*WHAT IS ASKED:* Copy every line with the string "title" in it.

+++

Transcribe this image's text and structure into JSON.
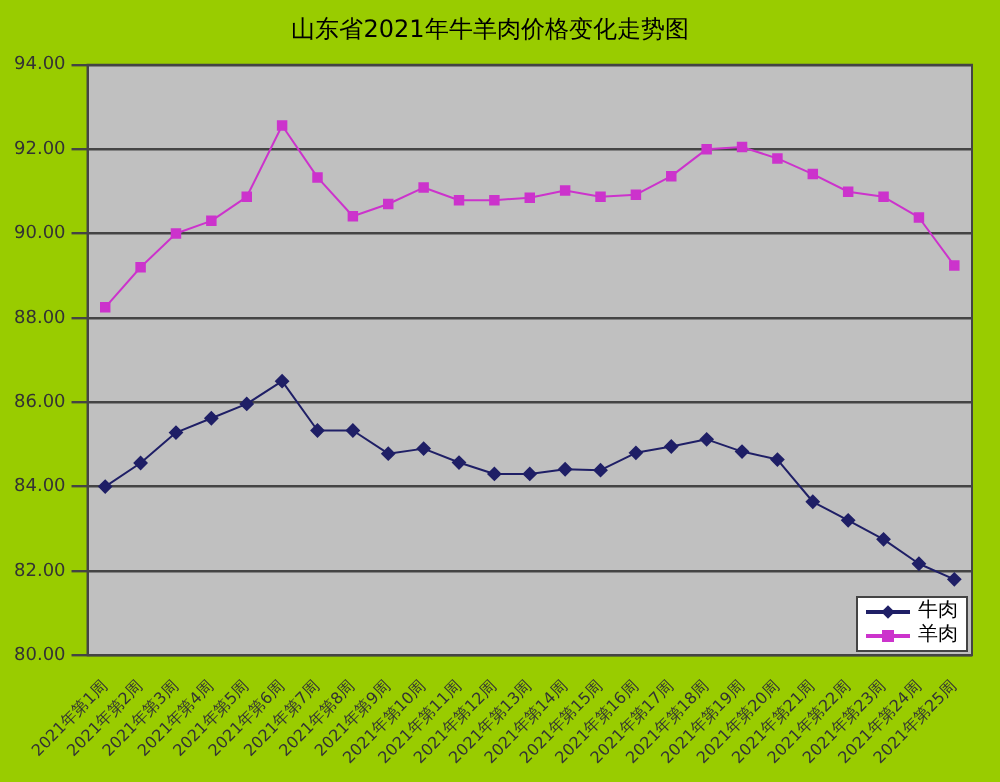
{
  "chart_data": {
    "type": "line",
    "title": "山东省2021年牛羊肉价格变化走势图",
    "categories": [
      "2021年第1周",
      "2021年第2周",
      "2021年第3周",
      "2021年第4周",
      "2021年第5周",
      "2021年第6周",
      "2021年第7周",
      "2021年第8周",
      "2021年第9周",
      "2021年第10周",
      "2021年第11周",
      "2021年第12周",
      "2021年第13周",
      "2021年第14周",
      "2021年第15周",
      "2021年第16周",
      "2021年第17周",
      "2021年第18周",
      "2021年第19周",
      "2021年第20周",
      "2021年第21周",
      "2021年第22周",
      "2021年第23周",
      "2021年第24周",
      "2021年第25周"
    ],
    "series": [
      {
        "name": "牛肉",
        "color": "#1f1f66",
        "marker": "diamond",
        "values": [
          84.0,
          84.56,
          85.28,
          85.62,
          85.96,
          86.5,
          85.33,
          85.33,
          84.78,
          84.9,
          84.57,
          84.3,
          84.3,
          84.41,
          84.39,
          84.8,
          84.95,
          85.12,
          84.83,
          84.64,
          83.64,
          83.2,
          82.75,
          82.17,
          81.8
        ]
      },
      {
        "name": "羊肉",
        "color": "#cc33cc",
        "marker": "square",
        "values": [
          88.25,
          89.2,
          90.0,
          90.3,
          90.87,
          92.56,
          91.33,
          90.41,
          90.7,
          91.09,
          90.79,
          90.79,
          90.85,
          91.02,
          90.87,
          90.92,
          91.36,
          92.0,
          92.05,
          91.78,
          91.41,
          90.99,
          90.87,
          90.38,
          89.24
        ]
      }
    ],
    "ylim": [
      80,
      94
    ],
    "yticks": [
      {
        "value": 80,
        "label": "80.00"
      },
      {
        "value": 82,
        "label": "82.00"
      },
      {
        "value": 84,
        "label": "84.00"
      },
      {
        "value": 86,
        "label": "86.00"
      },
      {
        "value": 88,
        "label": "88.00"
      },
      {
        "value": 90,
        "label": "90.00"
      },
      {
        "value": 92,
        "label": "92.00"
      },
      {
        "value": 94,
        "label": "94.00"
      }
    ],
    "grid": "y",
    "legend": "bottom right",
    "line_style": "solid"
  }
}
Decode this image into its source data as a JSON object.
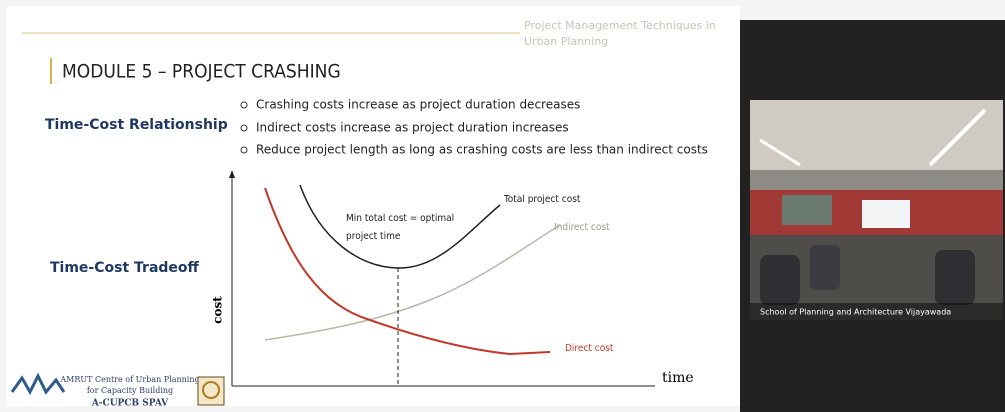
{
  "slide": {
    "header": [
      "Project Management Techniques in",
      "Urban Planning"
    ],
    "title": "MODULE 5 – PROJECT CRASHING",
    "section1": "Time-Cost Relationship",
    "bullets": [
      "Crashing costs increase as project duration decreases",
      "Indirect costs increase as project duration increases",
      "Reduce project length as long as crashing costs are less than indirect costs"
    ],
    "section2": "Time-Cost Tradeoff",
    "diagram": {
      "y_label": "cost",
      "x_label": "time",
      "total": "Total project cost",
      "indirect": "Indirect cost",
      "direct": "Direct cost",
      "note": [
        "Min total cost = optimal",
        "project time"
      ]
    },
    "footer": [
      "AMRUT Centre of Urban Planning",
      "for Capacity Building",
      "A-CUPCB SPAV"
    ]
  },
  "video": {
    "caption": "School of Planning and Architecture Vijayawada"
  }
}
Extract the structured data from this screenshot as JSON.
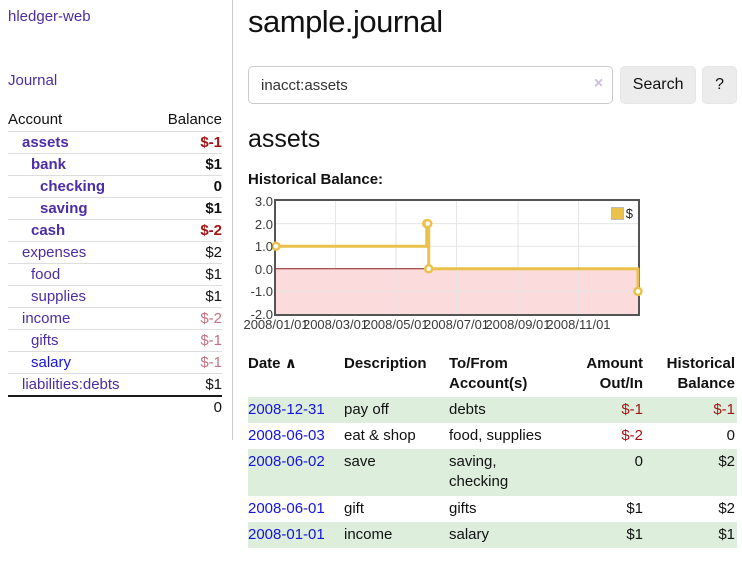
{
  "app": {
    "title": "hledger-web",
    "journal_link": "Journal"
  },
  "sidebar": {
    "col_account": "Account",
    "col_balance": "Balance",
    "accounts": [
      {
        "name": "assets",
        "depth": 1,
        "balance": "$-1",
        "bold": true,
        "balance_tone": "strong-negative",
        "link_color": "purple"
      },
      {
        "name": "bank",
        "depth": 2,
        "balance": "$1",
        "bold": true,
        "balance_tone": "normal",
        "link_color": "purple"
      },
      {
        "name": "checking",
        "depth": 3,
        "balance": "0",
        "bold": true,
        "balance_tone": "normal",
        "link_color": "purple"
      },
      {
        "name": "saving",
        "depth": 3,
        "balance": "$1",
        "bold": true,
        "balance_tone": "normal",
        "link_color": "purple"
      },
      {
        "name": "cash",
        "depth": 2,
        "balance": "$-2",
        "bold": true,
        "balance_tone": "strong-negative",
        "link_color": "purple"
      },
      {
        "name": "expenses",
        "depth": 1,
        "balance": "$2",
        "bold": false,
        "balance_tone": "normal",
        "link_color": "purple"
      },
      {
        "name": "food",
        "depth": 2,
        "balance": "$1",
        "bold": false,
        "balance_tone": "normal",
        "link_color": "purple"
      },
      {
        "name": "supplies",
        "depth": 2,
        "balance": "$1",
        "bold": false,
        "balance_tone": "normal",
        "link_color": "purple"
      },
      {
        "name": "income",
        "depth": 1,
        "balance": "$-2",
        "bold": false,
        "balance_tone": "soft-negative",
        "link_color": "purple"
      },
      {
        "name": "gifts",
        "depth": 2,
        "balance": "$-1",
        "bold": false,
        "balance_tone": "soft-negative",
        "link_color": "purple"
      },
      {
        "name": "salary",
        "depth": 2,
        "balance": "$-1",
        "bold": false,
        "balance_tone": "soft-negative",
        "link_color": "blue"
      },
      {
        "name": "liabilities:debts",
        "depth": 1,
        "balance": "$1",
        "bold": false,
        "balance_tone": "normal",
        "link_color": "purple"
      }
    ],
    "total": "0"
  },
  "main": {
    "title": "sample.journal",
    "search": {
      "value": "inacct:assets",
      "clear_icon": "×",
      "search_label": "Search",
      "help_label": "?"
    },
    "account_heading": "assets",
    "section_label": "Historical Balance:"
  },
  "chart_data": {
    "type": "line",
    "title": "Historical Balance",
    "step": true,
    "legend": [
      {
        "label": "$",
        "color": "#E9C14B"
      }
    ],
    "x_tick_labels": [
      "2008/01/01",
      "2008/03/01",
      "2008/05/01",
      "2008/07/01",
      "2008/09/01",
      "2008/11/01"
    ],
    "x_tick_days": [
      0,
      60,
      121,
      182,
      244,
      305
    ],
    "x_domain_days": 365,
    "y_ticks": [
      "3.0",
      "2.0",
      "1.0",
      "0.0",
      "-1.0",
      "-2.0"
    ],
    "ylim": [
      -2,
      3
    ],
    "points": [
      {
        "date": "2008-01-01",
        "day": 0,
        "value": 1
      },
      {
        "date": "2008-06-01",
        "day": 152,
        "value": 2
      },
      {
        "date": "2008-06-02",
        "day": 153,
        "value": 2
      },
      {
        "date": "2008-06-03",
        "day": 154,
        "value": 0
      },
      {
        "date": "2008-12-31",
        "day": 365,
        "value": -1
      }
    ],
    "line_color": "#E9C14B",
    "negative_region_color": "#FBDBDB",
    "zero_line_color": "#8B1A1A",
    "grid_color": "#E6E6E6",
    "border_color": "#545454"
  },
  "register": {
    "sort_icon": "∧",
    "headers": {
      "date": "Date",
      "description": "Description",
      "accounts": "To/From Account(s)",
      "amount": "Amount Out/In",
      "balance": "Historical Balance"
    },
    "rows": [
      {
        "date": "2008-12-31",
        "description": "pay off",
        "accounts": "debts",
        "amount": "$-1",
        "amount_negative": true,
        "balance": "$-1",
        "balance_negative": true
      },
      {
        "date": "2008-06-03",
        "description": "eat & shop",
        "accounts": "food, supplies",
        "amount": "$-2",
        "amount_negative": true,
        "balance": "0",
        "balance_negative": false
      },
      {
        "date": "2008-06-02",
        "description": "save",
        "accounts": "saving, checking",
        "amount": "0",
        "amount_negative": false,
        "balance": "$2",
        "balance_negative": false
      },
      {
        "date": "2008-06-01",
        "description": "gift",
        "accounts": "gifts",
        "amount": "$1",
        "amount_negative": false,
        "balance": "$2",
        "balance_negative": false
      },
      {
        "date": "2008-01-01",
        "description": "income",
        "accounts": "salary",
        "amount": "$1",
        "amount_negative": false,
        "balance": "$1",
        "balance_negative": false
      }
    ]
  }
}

+++

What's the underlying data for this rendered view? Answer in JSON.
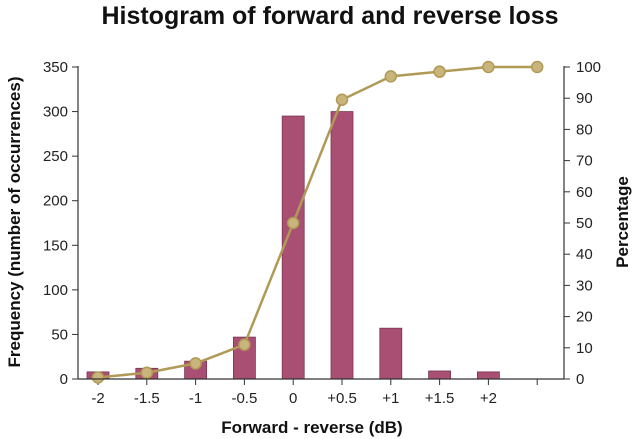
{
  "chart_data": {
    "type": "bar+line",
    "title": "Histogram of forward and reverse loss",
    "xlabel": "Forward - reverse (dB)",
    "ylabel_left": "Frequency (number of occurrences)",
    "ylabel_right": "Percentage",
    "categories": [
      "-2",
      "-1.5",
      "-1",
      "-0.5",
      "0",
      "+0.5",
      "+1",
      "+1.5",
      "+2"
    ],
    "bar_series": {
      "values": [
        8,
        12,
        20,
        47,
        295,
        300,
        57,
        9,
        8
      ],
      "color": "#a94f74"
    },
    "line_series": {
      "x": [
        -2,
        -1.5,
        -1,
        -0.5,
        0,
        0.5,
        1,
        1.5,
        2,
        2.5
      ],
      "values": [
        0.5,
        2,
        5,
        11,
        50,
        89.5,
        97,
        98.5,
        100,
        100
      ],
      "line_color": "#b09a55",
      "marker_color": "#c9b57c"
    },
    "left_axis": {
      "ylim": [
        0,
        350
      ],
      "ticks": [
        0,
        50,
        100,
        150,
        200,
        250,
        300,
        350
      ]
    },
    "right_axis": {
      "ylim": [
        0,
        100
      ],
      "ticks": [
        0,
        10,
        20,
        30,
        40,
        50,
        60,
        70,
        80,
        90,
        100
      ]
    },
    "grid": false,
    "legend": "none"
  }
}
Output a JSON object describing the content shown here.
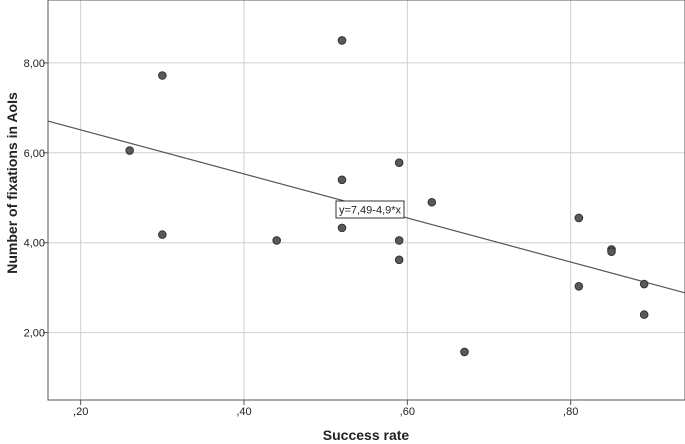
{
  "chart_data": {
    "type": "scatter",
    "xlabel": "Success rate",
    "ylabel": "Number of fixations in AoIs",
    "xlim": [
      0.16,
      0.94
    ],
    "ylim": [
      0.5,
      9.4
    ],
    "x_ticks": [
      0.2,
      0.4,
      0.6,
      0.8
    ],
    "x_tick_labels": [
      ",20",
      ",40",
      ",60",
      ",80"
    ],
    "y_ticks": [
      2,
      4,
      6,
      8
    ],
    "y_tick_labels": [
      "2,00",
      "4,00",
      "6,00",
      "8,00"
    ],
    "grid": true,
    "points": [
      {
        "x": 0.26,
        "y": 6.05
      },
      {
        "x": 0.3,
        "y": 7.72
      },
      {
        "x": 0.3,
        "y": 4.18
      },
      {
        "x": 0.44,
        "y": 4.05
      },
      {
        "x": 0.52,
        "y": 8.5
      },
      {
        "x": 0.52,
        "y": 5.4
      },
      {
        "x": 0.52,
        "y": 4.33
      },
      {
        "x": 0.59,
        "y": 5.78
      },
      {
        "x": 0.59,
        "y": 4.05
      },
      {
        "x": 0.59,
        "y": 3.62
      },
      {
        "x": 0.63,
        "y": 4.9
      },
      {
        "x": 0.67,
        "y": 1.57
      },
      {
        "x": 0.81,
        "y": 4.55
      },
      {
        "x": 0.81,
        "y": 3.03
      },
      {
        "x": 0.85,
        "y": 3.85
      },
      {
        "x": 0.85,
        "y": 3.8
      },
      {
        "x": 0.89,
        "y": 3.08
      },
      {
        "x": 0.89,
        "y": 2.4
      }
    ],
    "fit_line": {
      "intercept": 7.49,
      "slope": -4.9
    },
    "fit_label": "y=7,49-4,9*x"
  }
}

+++

*EXERCISE SOLUTION:*
    "title": "山东省2021年牛羊肉价格变化走势图",
    "title": "MODULE 5 – PROJECT CRASHING",
    "title": "hledger-web",
    "title": "sample.journal",
    "title": "Historical Balance",
    "title": "Histogram of forward and reverse loss",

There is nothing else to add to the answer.